Items from a data source:
════════════════════

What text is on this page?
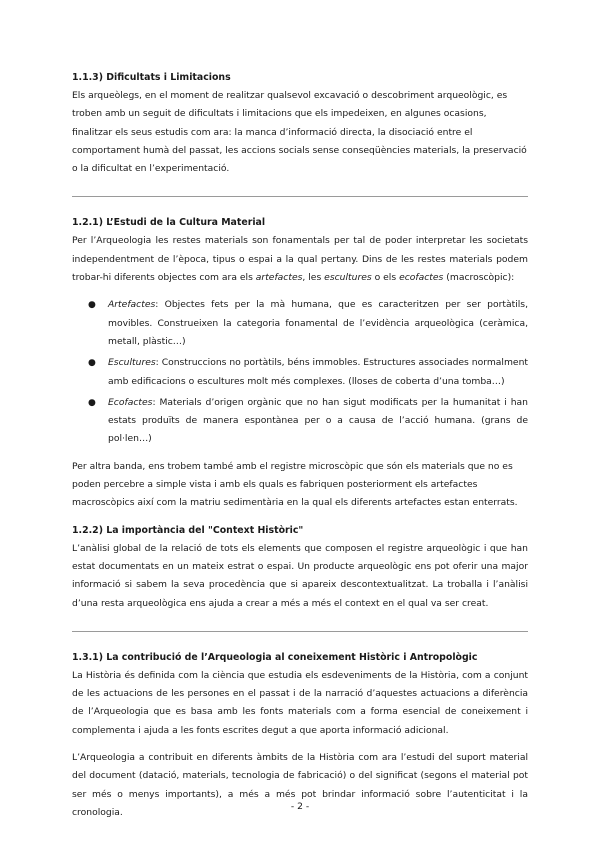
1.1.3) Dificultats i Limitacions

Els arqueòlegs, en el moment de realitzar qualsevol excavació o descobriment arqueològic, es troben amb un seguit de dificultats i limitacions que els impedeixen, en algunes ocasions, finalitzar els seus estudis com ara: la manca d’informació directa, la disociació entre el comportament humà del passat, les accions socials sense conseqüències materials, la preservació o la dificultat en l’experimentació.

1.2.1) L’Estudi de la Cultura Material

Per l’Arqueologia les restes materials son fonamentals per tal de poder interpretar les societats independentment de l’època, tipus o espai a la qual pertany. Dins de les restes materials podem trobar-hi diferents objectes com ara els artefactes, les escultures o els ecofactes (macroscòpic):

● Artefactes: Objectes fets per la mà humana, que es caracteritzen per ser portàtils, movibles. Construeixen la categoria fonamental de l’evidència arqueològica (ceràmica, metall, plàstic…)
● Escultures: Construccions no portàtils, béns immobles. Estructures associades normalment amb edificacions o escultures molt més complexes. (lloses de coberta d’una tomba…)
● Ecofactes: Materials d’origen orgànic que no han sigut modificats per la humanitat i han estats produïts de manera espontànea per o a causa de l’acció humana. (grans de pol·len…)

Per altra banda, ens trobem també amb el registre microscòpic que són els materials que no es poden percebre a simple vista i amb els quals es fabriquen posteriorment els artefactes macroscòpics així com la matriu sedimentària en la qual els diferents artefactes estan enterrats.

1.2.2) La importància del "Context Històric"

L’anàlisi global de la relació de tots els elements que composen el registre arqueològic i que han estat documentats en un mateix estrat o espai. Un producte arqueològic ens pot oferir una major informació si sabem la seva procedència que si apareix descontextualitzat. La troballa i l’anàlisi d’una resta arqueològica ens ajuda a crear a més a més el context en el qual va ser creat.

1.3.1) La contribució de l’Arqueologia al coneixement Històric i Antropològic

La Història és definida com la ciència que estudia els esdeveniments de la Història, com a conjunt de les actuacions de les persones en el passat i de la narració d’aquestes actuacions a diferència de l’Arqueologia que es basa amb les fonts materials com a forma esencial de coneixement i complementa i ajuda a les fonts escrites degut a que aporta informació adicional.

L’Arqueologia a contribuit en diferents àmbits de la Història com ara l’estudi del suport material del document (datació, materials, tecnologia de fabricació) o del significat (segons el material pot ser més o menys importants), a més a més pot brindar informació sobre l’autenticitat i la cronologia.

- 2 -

════════════════════

▶ _Problem to work on_: Reproduce all of the material above word for word. Omit the pictures.

▶ _Exercise solution_:
What text is on this page?
1.1.3) Dificultats i Limitacions

Els arqueòlegs, en el moment de realitzar qualsevol excavació o descobriment arqueològic, es troben amb un seguit de dificultats i limitacions que els impedeixen, en algunes ocasions, finalitzar els seus estudis com ara: la manca d’informació directa, la disociació entre el comportament humà del passat, les accions socials sense conseqüències materials, la preservació o la dificultat en l’experimentació.

1.2.1) L’Estudi de la Cultura Material

Per l’Arqueologia les restes materials son fonamentals per tal de poder interpretar les societats independentment de l’època, tipus o espai a la qual pertany. Dins de les restes materials podem trobar-hi diferents objectes com ara els artefactes, les escultures o els ecofactes (macroscòpic):

● Artefactes: Objectes fets per la mà humana, que es caracteritzen per ser portàtils, movibles. Construeixen la categoria fonamental de l’evidència arqueològica (ceràmica, metall, plàstic…)
● Escultures: Construccions no portàtils, béns immobles. Estructures associades normalment amb edificacions o escultures molt més complexes. (lloses de coberta d’una tomba…)
● Ecofactes: Materials d’origen orgànic que no han sigut modificats per la humanitat i han estats produïts de manera espontànea per o a causa de l’acció humana. (grans de pol·len…)

Per altra banda, ens trobem també amb el registre microscòpic que són els materials que no es poden percebre a simple vista i amb els quals es fabriquen posteriorment els artefactes macroscòpics així com la matriu sedimentària en la qual els diferents artefactes estan enterrats.

1.2.2) La importància del "Context Històric"

L’anàlisi global de la relació de tots els elements que composen el registre arqueològic i que han estat documentats en un mateix estrat o espai. Un producte arqueològic ens pot oferir una major informació si sabem la seva procedència que si apareix descontextualitzat. La troballa i l’anàlisi d’una resta arqueològica ens ajuda a crear a més a més el context en el qual va ser creat.

1.3.1) La contribució de l’Arqueologia al coneixement Històric i Antropològic

La Història és definida com la ciència que estudia els esdeveniments de la Història, com a conjunt de les actuacions de les persones en el passat i de la narració d’aquestes actuacions a diferència de l’Arqueologia que es basa amb les fonts materials com a forma esencial de coneixement i complementa i ajuda a les fonts escrites degut a que aporta informació adicional.

L’Arqueologia a contribuit en diferents àmbits de la Història com ara l’estudi del suport material del document (datació, materials, tecnologia de fabricació) o del significat (segons el material pot ser més o menys importants), a més a més pot brindar informació sobre l’autenticitat i la cronologia.

- 2 -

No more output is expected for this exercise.